*Task brief*
Check each line of the records below for the string "cracks", then state how many lines contain it, with no other output.

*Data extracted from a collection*
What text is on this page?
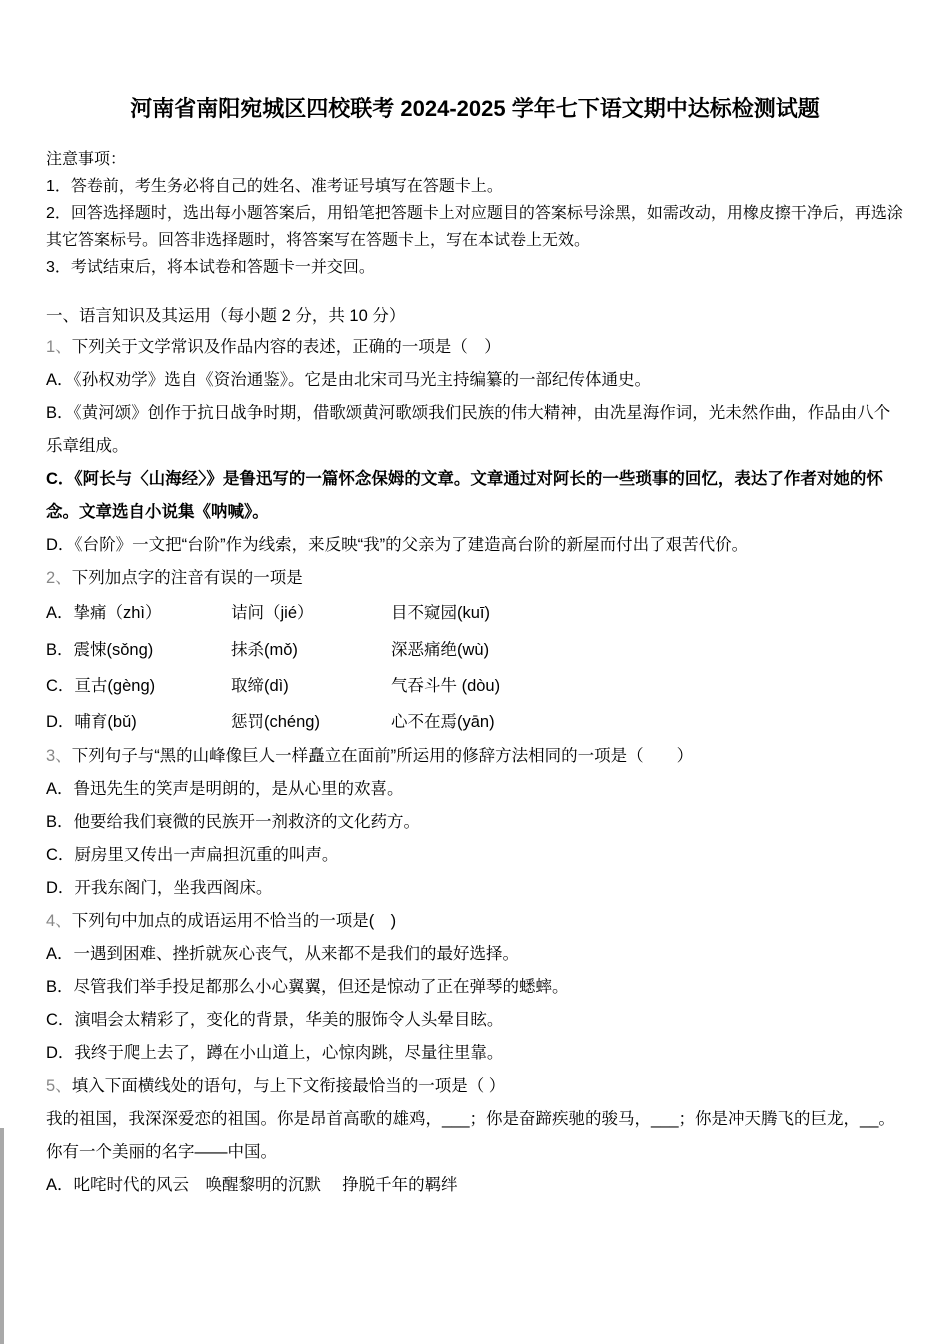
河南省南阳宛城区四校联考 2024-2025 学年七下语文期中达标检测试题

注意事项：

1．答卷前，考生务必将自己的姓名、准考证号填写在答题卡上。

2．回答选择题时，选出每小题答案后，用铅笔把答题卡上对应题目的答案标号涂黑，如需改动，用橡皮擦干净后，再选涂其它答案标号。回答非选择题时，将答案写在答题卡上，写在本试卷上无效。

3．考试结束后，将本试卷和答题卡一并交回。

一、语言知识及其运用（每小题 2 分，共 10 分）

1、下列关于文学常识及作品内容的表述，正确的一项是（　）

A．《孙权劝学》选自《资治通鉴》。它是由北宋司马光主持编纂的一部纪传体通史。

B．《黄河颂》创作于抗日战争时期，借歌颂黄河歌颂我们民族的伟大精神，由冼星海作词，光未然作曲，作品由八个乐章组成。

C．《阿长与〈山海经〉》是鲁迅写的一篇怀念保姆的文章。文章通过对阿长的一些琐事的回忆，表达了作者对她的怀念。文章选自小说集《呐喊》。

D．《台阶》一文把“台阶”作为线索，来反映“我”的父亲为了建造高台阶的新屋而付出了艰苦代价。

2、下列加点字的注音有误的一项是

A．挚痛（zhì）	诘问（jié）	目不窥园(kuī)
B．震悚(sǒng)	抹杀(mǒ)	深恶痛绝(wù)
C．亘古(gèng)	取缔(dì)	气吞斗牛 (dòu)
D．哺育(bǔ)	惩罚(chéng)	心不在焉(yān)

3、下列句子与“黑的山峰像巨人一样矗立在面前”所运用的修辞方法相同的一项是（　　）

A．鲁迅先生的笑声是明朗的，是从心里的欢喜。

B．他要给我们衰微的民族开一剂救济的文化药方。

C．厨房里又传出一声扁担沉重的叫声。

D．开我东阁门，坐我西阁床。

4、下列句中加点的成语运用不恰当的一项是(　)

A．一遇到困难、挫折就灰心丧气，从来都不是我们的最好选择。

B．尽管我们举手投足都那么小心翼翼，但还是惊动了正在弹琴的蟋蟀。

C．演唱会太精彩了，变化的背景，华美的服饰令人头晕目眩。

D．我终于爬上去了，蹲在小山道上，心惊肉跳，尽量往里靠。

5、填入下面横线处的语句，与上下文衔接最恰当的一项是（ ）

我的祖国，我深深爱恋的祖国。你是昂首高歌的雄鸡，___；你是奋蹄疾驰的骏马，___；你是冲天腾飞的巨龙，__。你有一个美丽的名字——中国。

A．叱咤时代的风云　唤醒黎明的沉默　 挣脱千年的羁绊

---

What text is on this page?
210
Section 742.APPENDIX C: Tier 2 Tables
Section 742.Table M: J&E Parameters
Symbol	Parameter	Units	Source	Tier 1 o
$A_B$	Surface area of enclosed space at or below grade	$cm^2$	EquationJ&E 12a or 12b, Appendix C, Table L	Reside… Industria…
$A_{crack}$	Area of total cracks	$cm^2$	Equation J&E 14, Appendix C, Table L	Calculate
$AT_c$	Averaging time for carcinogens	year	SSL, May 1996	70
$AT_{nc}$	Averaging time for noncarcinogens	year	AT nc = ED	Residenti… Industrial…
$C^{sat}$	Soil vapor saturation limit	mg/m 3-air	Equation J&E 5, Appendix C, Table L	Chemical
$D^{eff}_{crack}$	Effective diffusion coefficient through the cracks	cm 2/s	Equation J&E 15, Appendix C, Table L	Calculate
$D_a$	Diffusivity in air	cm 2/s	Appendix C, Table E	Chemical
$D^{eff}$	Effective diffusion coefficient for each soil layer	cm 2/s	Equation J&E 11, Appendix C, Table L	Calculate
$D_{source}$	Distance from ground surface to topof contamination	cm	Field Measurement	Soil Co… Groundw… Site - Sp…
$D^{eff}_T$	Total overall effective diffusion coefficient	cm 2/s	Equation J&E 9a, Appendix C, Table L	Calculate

*Expected answer*
2